▶ **Directive**: Bring together all lines of the material below that contain the string "with".

▶ **Provided data**:

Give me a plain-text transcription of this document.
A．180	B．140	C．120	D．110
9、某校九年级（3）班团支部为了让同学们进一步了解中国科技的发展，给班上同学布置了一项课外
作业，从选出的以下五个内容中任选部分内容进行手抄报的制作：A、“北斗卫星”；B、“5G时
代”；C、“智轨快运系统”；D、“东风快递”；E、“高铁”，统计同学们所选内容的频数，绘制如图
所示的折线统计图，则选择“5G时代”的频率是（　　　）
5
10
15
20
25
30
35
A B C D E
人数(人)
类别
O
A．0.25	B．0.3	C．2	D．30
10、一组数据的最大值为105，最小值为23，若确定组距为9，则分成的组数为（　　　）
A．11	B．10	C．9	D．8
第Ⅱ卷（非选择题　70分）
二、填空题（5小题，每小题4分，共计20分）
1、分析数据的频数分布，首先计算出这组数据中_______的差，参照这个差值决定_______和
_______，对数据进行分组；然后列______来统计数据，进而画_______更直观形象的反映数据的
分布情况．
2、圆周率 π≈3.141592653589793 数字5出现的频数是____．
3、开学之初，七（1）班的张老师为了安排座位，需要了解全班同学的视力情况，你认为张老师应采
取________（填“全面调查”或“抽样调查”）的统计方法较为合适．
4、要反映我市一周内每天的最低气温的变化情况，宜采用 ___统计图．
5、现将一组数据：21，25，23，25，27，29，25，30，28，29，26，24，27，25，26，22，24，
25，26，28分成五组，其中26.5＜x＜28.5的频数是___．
==
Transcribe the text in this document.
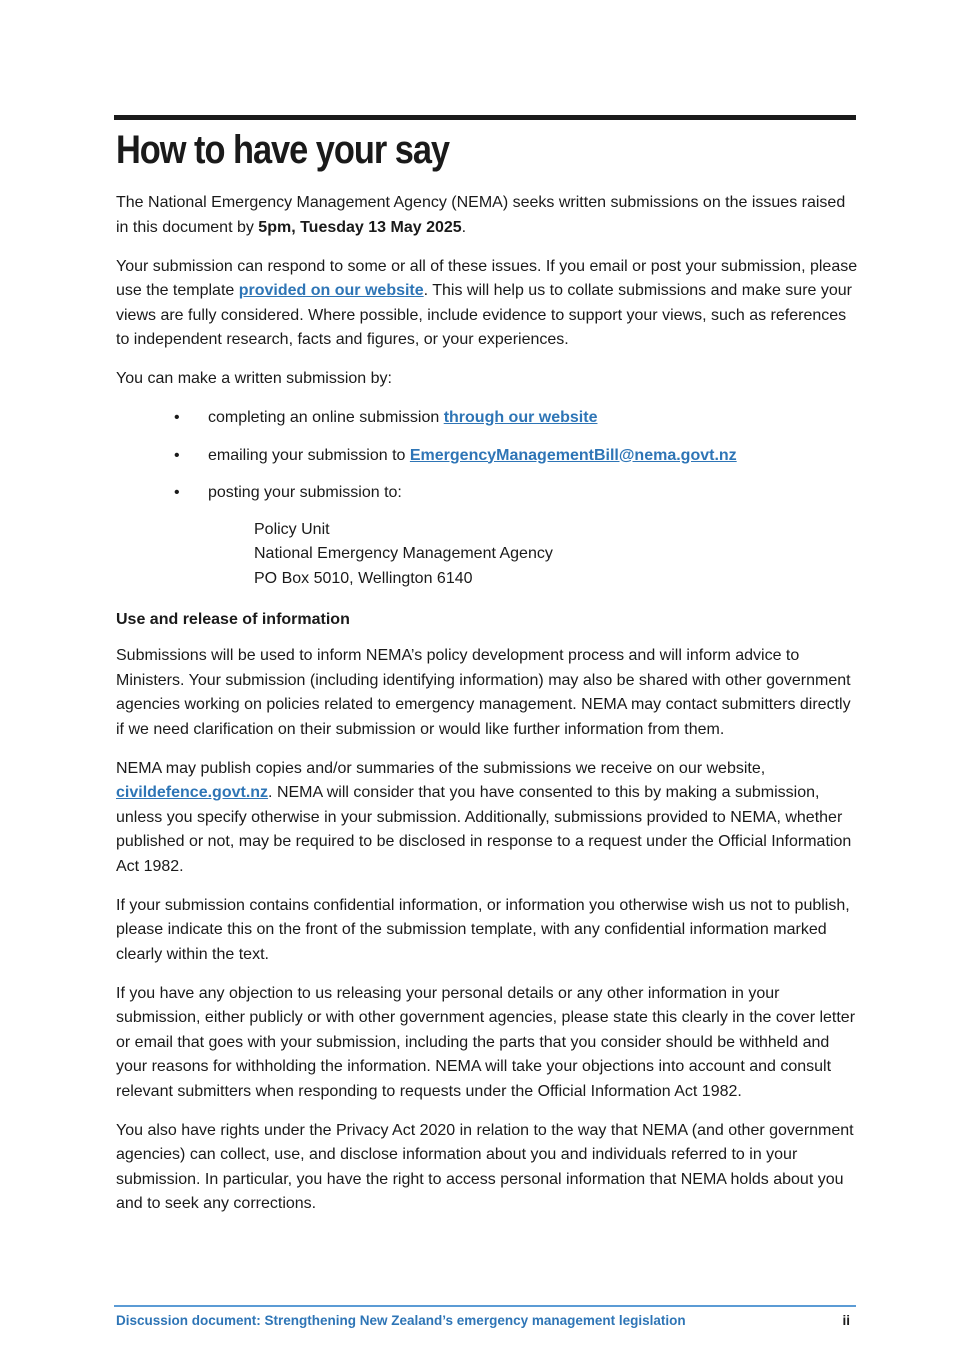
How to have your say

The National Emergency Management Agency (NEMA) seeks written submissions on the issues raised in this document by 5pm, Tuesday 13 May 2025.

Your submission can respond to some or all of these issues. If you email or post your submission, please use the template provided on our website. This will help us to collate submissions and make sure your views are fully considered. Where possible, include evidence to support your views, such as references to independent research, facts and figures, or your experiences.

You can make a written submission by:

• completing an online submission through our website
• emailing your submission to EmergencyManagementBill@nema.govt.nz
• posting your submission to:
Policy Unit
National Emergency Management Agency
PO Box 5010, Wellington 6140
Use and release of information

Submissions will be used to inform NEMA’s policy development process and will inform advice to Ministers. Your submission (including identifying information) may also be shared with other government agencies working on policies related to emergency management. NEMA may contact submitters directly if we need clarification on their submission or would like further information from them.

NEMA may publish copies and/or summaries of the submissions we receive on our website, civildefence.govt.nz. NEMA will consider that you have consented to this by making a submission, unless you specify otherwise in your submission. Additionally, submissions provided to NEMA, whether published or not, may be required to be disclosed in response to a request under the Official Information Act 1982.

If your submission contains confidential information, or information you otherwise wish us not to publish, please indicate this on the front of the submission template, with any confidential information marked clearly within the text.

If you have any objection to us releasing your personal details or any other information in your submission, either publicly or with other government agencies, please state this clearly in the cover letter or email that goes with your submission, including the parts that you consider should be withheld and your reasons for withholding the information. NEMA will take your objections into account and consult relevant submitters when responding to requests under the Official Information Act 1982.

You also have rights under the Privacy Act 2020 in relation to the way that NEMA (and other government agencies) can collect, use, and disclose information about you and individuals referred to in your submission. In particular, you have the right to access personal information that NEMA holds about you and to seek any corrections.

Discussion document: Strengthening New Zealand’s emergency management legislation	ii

▶ **Problem solution**:
Submissions will be used to inform NEMA’s policy development process and will inform advice to Ministers. Your submission (including identifying information) may also be shared with other government agencies working on policies related to emergency management. NEMA may contact submitters directly if we need clarification on their submission or would like further information from them.
If your submission contains confidential information, or information you otherwise wish us not to publish, please indicate this on the front of the submission template, with any confidential information marked clearly within the text.
If you have any objection to us releasing your personal details or any other information in your submission, either publicly or with other government agencies, please state this clearly in the cover letter or email that goes with your submission, including the parts that you consider should be withheld and your reasons for withholding the information. NEMA will take your objections into account and consult relevant submitters when responding to requests under the Official Information Act 1982.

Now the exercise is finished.